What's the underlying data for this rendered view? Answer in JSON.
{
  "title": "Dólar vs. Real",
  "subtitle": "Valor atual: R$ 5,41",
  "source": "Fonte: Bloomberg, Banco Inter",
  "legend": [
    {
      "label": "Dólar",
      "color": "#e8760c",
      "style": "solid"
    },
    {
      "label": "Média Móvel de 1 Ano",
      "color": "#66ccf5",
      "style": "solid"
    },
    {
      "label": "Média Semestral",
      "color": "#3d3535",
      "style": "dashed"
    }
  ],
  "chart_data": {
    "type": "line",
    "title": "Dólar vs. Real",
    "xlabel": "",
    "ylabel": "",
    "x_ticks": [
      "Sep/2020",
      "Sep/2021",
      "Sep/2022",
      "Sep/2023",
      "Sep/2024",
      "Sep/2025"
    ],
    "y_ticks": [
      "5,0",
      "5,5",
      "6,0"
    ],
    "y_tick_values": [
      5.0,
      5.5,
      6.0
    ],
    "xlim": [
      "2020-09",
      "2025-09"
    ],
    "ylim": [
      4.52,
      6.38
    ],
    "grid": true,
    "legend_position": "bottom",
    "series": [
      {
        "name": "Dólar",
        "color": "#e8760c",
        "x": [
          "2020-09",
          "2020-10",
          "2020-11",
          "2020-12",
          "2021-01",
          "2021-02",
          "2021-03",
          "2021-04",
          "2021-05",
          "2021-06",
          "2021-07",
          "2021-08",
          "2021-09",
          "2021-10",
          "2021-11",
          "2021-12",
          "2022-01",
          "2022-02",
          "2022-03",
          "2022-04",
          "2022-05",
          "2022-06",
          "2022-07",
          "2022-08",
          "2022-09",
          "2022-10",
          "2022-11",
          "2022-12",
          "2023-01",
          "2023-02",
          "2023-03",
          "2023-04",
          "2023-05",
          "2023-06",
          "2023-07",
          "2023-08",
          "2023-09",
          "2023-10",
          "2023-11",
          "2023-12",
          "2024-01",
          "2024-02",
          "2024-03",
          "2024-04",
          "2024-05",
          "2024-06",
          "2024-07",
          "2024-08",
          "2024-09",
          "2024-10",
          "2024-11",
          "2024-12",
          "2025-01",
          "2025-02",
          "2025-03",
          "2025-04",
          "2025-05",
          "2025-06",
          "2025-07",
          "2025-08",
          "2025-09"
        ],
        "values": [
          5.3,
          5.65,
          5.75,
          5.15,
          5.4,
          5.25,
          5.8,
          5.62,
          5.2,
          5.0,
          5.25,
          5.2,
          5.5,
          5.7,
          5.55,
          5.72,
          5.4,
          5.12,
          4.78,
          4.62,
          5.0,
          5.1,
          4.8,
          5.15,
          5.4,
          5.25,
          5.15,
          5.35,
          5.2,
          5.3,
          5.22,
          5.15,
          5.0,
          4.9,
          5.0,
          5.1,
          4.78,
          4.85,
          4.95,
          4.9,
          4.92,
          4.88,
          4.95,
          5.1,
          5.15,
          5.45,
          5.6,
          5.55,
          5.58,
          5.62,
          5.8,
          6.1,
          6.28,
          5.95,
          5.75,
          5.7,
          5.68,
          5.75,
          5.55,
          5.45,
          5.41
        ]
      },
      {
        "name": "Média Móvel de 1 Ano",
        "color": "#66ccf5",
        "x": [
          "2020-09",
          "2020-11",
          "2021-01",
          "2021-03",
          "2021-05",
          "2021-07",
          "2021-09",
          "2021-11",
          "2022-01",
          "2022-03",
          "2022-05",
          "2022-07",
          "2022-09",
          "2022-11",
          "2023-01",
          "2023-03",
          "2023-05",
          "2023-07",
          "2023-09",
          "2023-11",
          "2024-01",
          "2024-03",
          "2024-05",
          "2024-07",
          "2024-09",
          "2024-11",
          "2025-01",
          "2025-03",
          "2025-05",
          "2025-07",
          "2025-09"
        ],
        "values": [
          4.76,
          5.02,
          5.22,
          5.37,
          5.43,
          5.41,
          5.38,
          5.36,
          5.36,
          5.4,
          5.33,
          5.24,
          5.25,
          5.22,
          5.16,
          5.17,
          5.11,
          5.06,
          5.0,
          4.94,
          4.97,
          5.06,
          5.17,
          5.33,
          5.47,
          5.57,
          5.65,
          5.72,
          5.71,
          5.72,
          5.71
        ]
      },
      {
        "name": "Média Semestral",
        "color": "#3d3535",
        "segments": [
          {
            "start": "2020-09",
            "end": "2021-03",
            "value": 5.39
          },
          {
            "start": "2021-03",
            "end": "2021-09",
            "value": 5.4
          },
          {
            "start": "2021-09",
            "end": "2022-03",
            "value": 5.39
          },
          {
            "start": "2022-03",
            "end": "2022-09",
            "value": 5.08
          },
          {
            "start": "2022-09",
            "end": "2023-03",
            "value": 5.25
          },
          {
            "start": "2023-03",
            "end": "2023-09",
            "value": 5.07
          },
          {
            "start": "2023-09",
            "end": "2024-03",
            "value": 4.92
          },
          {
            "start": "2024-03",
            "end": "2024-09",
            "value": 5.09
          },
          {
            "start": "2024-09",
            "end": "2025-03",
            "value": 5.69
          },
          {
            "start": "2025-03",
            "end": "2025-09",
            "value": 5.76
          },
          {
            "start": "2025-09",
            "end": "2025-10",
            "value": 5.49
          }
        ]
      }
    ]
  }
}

----

### WORK INSTRUCTIONS
Gather up the lines that contain the word "Média".

### RESPONSE TO THE EXERCISE
      "label": "Média Móvel de 1 Ano",
      "label": "Média Semestral",
        "name": "Média Móvel de 1 Ano",
        "name": "Média Semestral",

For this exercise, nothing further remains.